Data provided
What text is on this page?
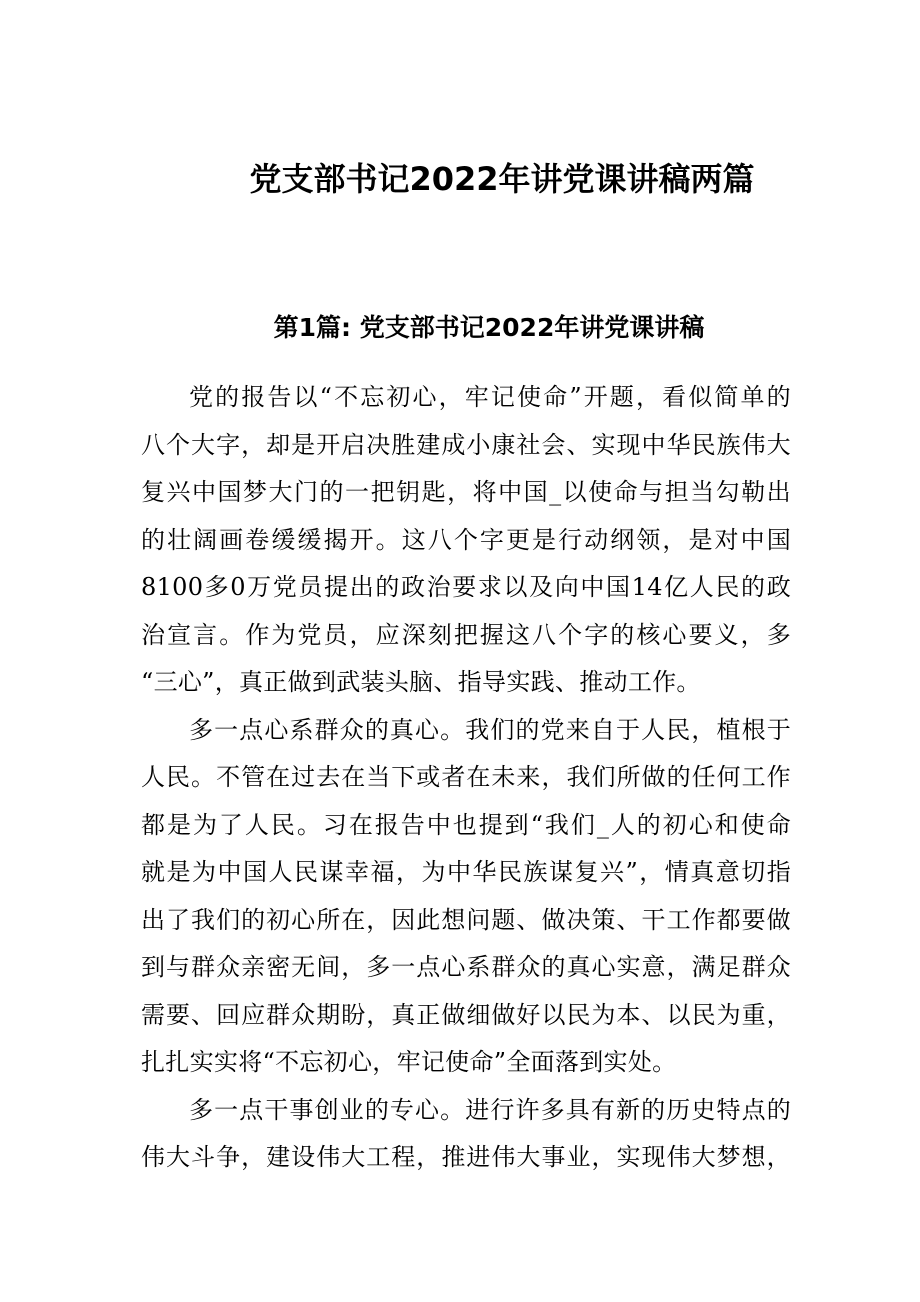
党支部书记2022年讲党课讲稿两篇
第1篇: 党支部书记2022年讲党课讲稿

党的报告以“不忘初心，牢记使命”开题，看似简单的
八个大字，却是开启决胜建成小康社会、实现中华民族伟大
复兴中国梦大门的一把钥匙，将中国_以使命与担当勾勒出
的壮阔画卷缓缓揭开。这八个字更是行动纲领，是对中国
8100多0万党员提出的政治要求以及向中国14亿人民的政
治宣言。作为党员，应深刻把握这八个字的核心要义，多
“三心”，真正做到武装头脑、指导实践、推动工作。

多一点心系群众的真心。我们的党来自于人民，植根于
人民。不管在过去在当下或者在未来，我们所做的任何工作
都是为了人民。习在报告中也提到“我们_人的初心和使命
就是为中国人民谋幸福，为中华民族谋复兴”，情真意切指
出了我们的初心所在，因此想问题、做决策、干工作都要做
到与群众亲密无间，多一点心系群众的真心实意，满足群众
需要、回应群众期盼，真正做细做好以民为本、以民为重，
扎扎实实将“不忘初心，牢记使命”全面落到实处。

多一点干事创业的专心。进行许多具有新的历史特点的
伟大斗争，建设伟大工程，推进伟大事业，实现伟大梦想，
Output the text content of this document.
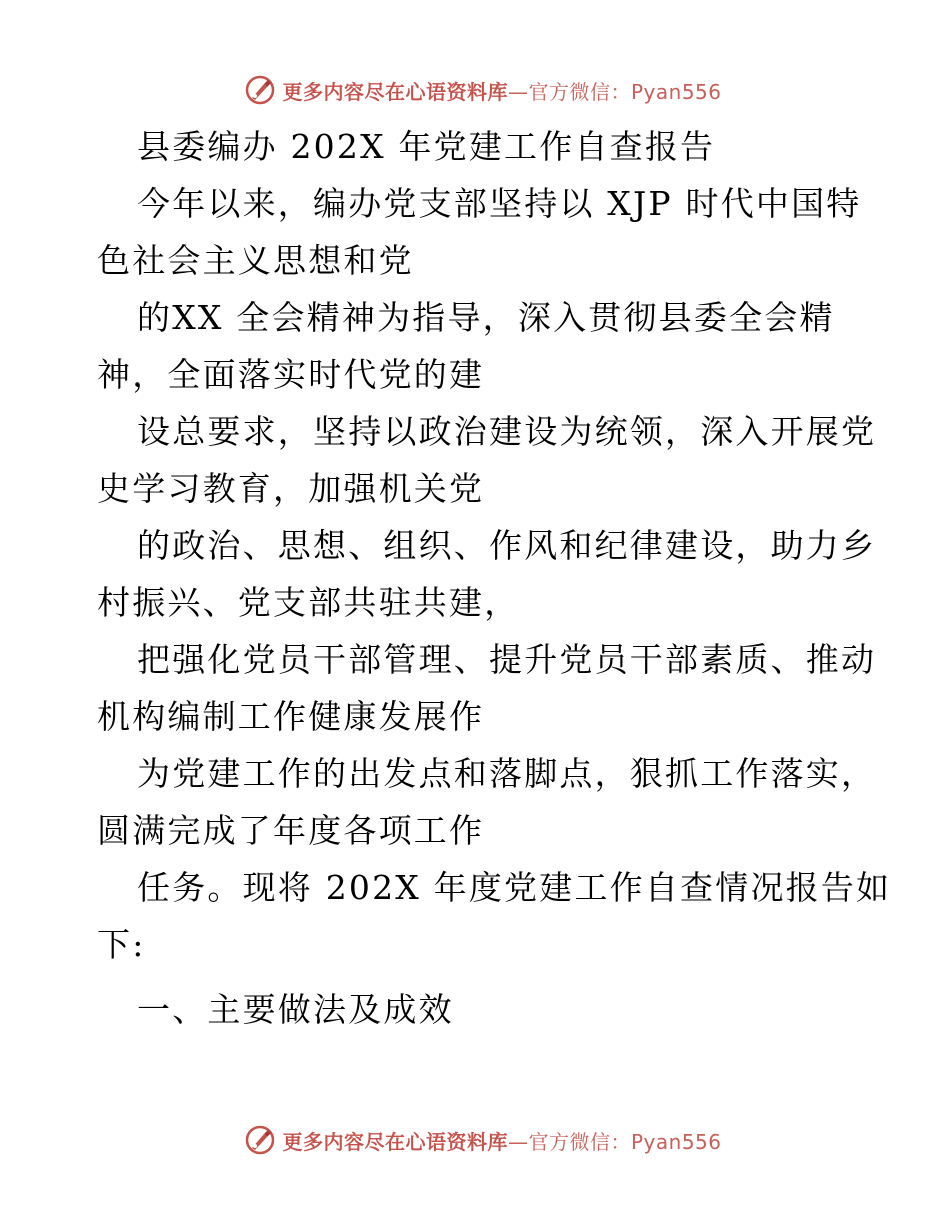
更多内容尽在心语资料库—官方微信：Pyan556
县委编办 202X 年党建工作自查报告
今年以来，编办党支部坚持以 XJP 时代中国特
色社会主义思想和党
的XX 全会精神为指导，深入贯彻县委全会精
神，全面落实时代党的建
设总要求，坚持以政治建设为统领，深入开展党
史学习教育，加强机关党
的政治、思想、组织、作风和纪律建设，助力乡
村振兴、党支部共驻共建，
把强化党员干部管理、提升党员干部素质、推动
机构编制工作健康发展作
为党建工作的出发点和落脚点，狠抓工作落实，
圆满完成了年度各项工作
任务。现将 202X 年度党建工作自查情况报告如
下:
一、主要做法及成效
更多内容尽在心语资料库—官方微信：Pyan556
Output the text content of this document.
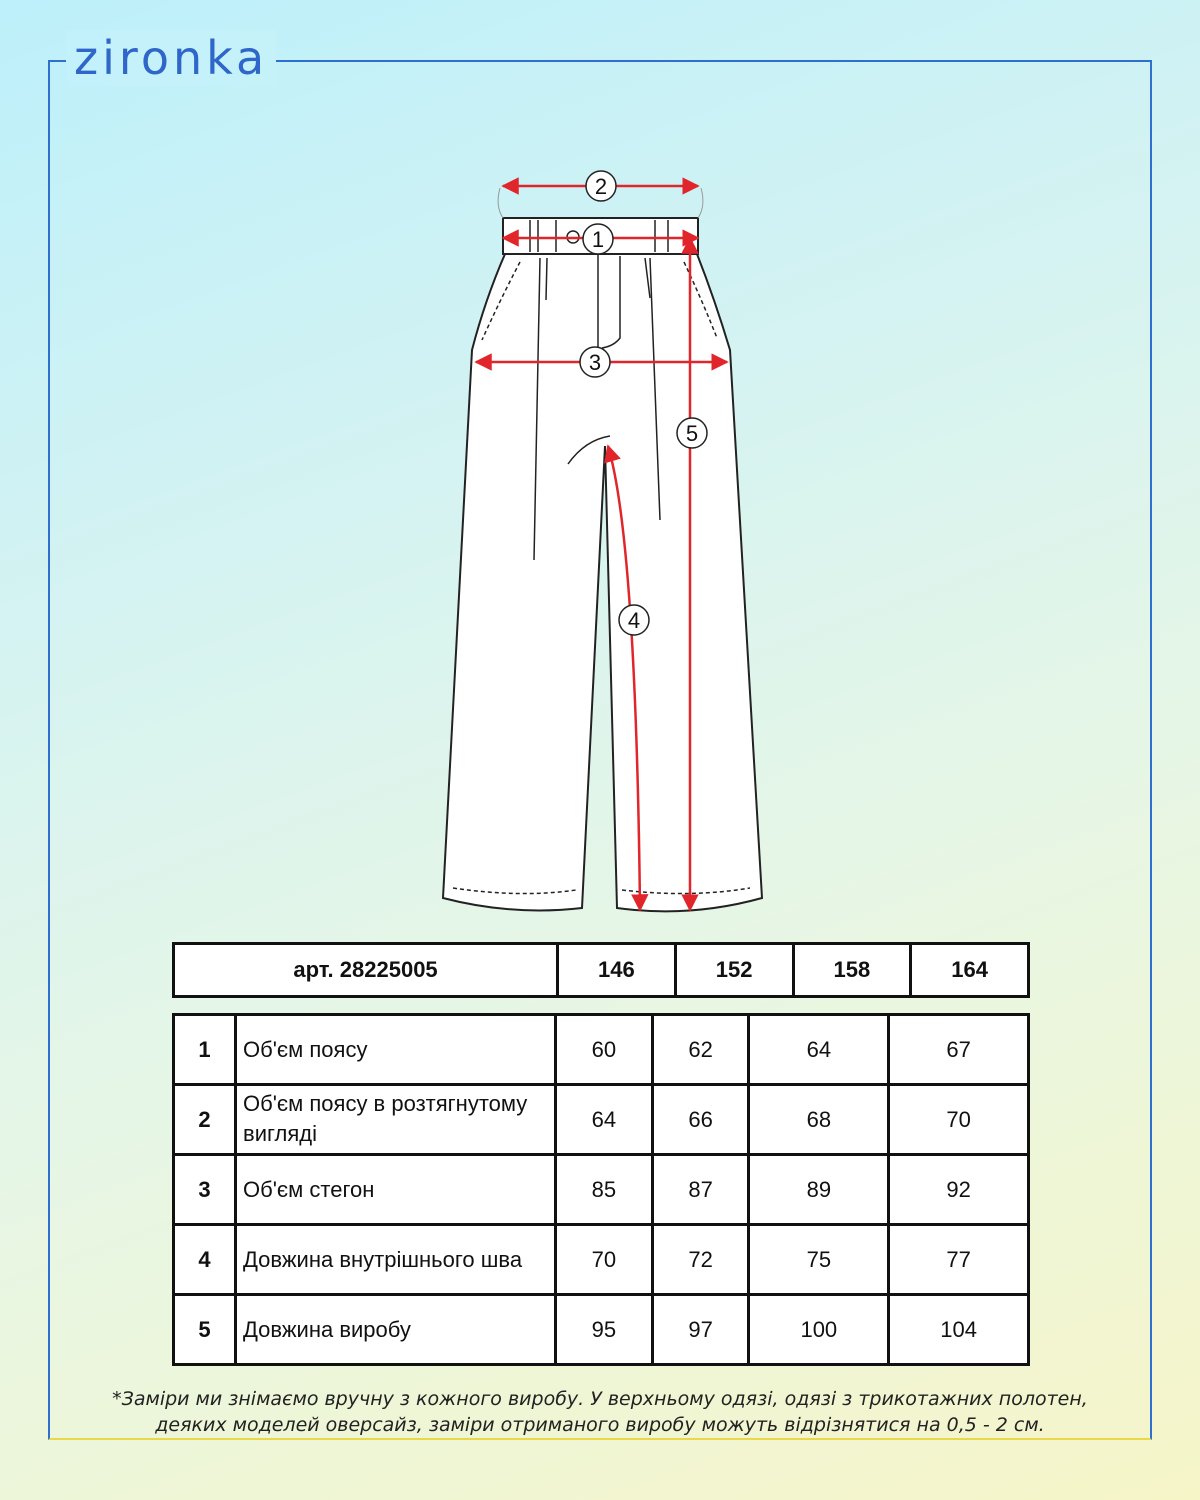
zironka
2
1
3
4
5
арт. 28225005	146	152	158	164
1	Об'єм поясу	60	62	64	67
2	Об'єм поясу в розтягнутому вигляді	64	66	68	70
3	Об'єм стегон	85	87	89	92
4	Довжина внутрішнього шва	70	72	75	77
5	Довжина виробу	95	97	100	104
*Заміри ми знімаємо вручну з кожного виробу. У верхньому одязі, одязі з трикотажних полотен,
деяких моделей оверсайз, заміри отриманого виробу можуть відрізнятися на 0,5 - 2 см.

Task details
Quote each record exactly as it stands, minus the pictures.

Written response
What text is on this page?
党支部书记2022年讲党课讲稿两篇
第1篇: 党支部书记2022年讲党课讲稿

党的报告以“不忘初心，牢记使命”开题，看似简单的
八个大字，却是开启决胜建成小康社会、实现中华民族伟大
复兴中国梦大门的一把钥匙，将中国_以使命与担当勾勒出
的壮阔画卷缓缓揭开。这八个字更是行动纲领，是对中国
8100多0万党员提出的政治要求以及向中国14亿人民的政
治宣言。作为党员，应深刻把握这八个字的核心要义，多
“三心”，真正做到武装头脑、指导实践、推动工作。

多一点心系群众的真心。我们的党来自于人民，植根于
人民。不管在过去在当下或者在未来，我们所做的任何工作
都是为了人民。习在报告中也提到“我们_人的初心和使命
就是为中国人民谋幸福，为中华民族谋复兴”，情真意切指
出了我们的初心所在，因此想问题、做决策、干工作都要做
到与群众亲密无间，多一点心系群众的真心实意，满足群众
需要、回应群众期盼，真正做细做好以民为本、以民为重，
扎扎实实将“不忘初心，牢记使命”全面落到实处。

多一点干事创业的专心。进行许多具有新的历史特点的
伟大斗争，建设伟大工程，推进伟大事业，实现伟大梦想，
Output the text content of this document.
更多内容尽在心语资料库—官方微信：Pyan556
县委编办 202X 年党建工作自查报告
今年以来，编办党支部坚持以 XJP 时代中国特
色社会主义思想和党
的XX 全会精神为指导，深入贯彻县委全会精
神，全面落实时代党的建
设总要求，坚持以政治建设为统领，深入开展党
史学习教育，加强机关党
的政治、思想、组织、作风和纪律建设，助力乡
村振兴、党支部共驻共建，
把强化党员干部管理、提升党员干部素质、推动
机构编制工作健康发展作
为党建工作的出发点和落脚点，狠抓工作落实，
圆满完成了年度各项工作
任务。现将 202X 年度党建工作自查情况报告如
下:
一、主要做法及成效
更多内容尽在心语资料库—官方微信：Pyan556
Output the text content of this document.
zironka
2
1
3
4
5
арт. 28225005	146	152	158	164
1	Об'єм поясу	60	62	64	67
2	Об'єм поясу в розтягнутому вигляді	64	66	68	70
3	Об'єм стегон	85	87	89	92
4	Довжина внутрішнього шва	70	72	75	77
5	Довжина виробу	95	97	100	104
*Заміри ми знімаємо вручну з кожного виробу. У верхньому одязі, одязі з трикотажних полотен,
деяких моделей оверсайз, заміри отриманого виробу можуть відрізнятися на 0,5 - 2 см.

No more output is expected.